▶ **TASK PROMPT**
Give the whole listing again, exactly as written.
=======
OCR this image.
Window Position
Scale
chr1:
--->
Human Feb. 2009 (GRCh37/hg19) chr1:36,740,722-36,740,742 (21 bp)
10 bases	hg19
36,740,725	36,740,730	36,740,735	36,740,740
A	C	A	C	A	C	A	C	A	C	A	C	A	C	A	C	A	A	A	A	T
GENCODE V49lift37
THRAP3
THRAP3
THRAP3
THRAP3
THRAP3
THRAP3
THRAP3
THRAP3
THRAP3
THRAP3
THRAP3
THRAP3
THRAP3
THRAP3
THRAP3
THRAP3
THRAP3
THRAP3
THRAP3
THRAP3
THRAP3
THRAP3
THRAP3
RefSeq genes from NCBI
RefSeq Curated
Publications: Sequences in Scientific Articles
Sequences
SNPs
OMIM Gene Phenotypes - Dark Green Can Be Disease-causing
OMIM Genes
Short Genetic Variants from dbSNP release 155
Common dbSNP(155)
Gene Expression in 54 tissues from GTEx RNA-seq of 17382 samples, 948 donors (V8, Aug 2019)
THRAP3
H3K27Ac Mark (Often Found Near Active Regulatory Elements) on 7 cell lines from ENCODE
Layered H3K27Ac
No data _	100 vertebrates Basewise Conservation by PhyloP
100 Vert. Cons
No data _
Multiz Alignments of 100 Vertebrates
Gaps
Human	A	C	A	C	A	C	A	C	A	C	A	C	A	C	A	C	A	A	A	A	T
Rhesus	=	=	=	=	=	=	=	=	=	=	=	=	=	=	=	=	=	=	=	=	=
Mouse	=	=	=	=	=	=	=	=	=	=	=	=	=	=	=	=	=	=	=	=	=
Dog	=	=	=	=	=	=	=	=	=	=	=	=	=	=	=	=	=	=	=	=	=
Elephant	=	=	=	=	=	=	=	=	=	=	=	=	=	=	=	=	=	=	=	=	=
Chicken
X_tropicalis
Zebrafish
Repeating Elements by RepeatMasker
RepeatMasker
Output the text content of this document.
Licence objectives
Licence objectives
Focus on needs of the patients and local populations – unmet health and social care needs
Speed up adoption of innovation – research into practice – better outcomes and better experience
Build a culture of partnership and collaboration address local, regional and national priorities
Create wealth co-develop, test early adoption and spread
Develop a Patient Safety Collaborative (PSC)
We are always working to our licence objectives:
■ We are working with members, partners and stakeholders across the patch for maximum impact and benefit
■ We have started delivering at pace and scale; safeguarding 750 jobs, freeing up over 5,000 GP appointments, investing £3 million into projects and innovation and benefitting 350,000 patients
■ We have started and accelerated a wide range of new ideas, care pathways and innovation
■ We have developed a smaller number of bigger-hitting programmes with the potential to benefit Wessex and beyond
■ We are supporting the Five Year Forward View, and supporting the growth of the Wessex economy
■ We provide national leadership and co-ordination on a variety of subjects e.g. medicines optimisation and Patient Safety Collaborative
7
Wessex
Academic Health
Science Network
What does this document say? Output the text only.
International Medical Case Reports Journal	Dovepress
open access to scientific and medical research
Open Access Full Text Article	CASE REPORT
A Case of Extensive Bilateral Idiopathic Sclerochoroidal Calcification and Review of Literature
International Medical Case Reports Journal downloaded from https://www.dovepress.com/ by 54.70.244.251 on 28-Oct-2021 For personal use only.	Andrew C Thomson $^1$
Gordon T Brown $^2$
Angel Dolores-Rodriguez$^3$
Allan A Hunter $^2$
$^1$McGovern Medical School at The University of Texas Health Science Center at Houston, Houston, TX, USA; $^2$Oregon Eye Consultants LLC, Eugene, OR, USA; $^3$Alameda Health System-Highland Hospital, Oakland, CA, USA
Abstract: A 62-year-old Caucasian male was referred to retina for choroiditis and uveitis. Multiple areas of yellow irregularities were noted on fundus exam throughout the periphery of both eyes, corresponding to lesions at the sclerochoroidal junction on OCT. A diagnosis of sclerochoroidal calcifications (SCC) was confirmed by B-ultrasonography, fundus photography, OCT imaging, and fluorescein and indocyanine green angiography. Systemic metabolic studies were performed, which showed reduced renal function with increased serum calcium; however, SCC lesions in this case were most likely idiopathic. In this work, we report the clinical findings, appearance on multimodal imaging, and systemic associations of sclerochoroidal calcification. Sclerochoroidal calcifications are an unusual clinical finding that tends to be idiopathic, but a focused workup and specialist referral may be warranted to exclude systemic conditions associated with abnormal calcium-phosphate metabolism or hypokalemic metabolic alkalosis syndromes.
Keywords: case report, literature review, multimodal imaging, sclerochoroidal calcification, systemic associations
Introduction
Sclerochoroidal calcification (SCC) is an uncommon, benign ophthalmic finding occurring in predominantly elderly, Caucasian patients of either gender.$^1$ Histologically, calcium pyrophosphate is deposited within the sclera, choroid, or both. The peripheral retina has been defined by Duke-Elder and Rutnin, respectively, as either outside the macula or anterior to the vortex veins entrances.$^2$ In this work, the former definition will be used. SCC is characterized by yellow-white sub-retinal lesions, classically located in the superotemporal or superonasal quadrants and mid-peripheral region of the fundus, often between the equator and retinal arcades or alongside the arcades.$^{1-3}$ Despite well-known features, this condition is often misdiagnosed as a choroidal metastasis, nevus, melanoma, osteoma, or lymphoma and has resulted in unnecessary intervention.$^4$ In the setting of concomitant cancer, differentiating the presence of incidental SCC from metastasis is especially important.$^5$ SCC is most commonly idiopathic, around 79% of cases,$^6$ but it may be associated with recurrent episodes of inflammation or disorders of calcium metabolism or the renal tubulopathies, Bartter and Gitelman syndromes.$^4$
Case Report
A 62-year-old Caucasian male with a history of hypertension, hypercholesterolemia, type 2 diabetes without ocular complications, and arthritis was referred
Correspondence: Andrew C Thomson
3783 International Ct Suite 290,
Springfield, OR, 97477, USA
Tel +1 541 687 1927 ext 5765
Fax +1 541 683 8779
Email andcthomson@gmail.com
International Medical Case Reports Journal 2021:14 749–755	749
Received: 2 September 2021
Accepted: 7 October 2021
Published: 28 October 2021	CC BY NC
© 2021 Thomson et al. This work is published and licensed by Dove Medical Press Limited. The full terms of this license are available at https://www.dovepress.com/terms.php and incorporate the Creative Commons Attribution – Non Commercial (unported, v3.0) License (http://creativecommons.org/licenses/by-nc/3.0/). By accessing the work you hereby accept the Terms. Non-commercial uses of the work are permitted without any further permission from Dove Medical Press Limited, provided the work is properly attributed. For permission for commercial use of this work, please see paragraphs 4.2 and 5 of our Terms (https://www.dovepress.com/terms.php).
=======
▶ **TASK OUTPUT**
OCR this image.
Window Position
Scale
chr1:
--->
Human Feb. 2009 (GRCh37/hg19) chr1:36,740,722-36,740,742 (21 bp)
10 bases	hg19
36,740,725	36,740,730	36,740,735	36,740,740
A	C	A	C	A	C	A	C	A	C	A	C	A	C	A	C	A	A	A	A	T
GENCODE V49lift37
THRAP3
THRAP3
THRAP3
THRAP3
THRAP3
THRAP3
THRAP3
THRAP3
THRAP3
THRAP3
THRAP3
THRAP3
THRAP3
THRAP3
THRAP3
THRAP3
THRAP3
THRAP3
THRAP3
THRAP3
THRAP3
THRAP3
THRAP3
RefSeq genes from NCBI
RefSeq Curated
Publications: Sequences in Scientific Articles
Sequences
SNPs
OMIM Gene Phenotypes - Dark Green Can Be Disease-causing
OMIM Genes
Short Genetic Variants from dbSNP release 155
Common dbSNP(155)
Gene Expression in 54 tissues from GTEx RNA-seq of 17382 samples, 948 donors (V8, Aug 2019)
THRAP3
H3K27Ac Mark (Often Found Near Active Regulatory Elements) on 7 cell lines from ENCODE
Layered H3K27Ac
No data _	100 vertebrates Basewise Conservation by PhyloP
100 Vert. Cons
No data _
Multiz Alignments of 100 Vertebrates
Gaps
Human	A	C	A	C	A	C	A	C	A	C	A	C	A	C	A	C	A	A	A	A	T
Rhesus	=	=	=	=	=	=	=	=	=	=	=	=	=	=	=	=	=	=	=	=	=
Mouse	=	=	=	=	=	=	=	=	=	=	=	=	=	=	=	=	=	=	=	=	=
Dog	=	=	=	=	=	=	=	=	=	=	=	=	=	=	=	=	=	=	=	=	=
Elephant	=	=	=	=	=	=	=	=	=	=	=	=	=	=	=	=	=	=	=	=	=
Chicken
X_tropicalis
Zebrafish
Repeating Elements by RepeatMasker
RepeatMasker
Output the text content of this document.
Licence objectives
Licence objectives
Focus on needs of the patients and local populations – unmet health and social care needs
Speed up adoption of innovation – research into practice – better outcomes and better experience
Build a culture of partnership and collaboration address local, regional and national priorities
Create wealth co-develop, test early adoption and spread
Develop a Patient Safety Collaborative (PSC)
We are always working to our licence objectives:
■ We are working with members, partners and stakeholders across the patch for maximum impact and benefit
■ We have started delivering at pace and scale; safeguarding 750 jobs, freeing up over 5,000 GP appointments, investing £3 million into projects and innovation and benefitting 350,000 patients
■ We have started and accelerated a wide range of new ideas, care pathways and innovation
■ We have developed a smaller number of bigger-hitting programmes with the potential to benefit Wessex and beyond
■ We are supporting the Five Year Forward View, and supporting the growth of the Wessex economy
■ We provide national leadership and co-ordination on a variety of subjects e.g. medicines optimisation and Patient Safety Collaborative
7
Wessex
Academic Health
Science Network
What does this document say? Output the text only.
International Medical Case Reports Journal	Dovepress
open access to scientific and medical research
Open Access Full Text Article	CASE REPORT
A Case of Extensive Bilateral Idiopathic Sclerochoroidal Calcification and Review of Literature
International Medical Case Reports Journal downloaded from https://www.dovepress.com/ by 54.70.244.251 on 28-Oct-2021 For personal use only.	Andrew C Thomson $^1$
Gordon T Brown $^2$
Angel Dolores-Rodriguez$^3$
Allan A Hunter $^2$
$^1$McGovern Medical School at The University of Texas Health Science Center at Houston, Houston, TX, USA; $^2$Oregon Eye Consultants LLC, Eugene, OR, USA; $^3$Alameda Health System-Highland Hospital, Oakland, CA, USA
Abstract: A 62-year-old Caucasian male was referred to retina for choroiditis and uveitis. Multiple areas of yellow irregularities were noted on fundus exam throughout the periphery of both eyes, corresponding to lesions at the sclerochoroidal junction on OCT. A diagnosis of sclerochoroidal calcifications (SCC) was confirmed by B-ultrasonography, fundus photography, OCT imaging, and fluorescein and indocyanine green angiography. Systemic metabolic studies were performed, which showed reduced renal function with increased serum calcium; however, SCC lesions in this case were most likely idiopathic. In this work, we report the clinical findings, appearance on multimodal imaging, and systemic associations of sclerochoroidal calcification. Sclerochoroidal calcifications are an unusual clinical finding that tends to be idiopathic, but a focused workup and specialist referral may be warranted to exclude systemic conditions associated with abnormal calcium-phosphate metabolism or hypokalemic metabolic alkalosis syndromes.
Keywords: case report, literature review, multimodal imaging, sclerochoroidal calcification, systemic associations
Introduction
Sclerochoroidal calcification (SCC) is an uncommon, benign ophthalmic finding occurring in predominantly elderly, Caucasian patients of either gender.$^1$ Histologically, calcium pyrophosphate is deposited within the sclera, choroid, or both. The peripheral retina has been defined by Duke-Elder and Rutnin, respectively, as either outside the macula or anterior to the vortex veins entrances.$^2$ In this work, the former definition will be used. SCC is characterized by yellow-white sub-retinal lesions, classically located in the superotemporal or superonasal quadrants and mid-peripheral region of the fundus, often between the equator and retinal arcades or alongside the arcades.$^{1-3}$ Despite well-known features, this condition is often misdiagnosed as a choroidal metastasis, nevus, melanoma, osteoma, or lymphoma and has resulted in unnecessary intervention.$^4$ In the setting of concomitant cancer, differentiating the presence of incidental SCC from metastasis is especially important.$^5$ SCC is most commonly idiopathic, around 79% of cases,$^6$ but it may be associated with recurrent episodes of inflammation or disorders of calcium metabolism or the renal tubulopathies, Bartter and Gitelman syndromes.$^4$
Case Report
A 62-year-old Caucasian male with a history of hypertension, hypercholesterolemia, type 2 diabetes without ocular complications, and arthritis was referred
Correspondence: Andrew C Thomson
3783 International Ct Suite 290,
Springfield, OR, 97477, USA
Tel +1 541 687 1927 ext 5765
Fax +1 541 683 8779
Email andcthomson@gmail.com
International Medical Case Reports Journal 2021:14 749–755	749
Received: 2 September 2021
Accepted: 7 October 2021
Published: 28 October 2021	CC BY NC
© 2021 Thomson et al. This work is published and licensed by Dove Medical Press Limited. The full terms of this license are available at https://www.dovepress.com/terms.php and incorporate the Creative Commons Attribution – Non Commercial (unported, v3.0) License (http://creativecommons.org/licenses/by-nc/3.0/). By accessing the work you hereby accept the Terms. Non-commercial uses of the work are permitted without any further permission from Dove Medical Press Limited, provided the work is properly attributed. For permission for commercial use of this work, please see paragraphs 4.2 and 5 of our Terms (https://www.dovepress.com/terms.php).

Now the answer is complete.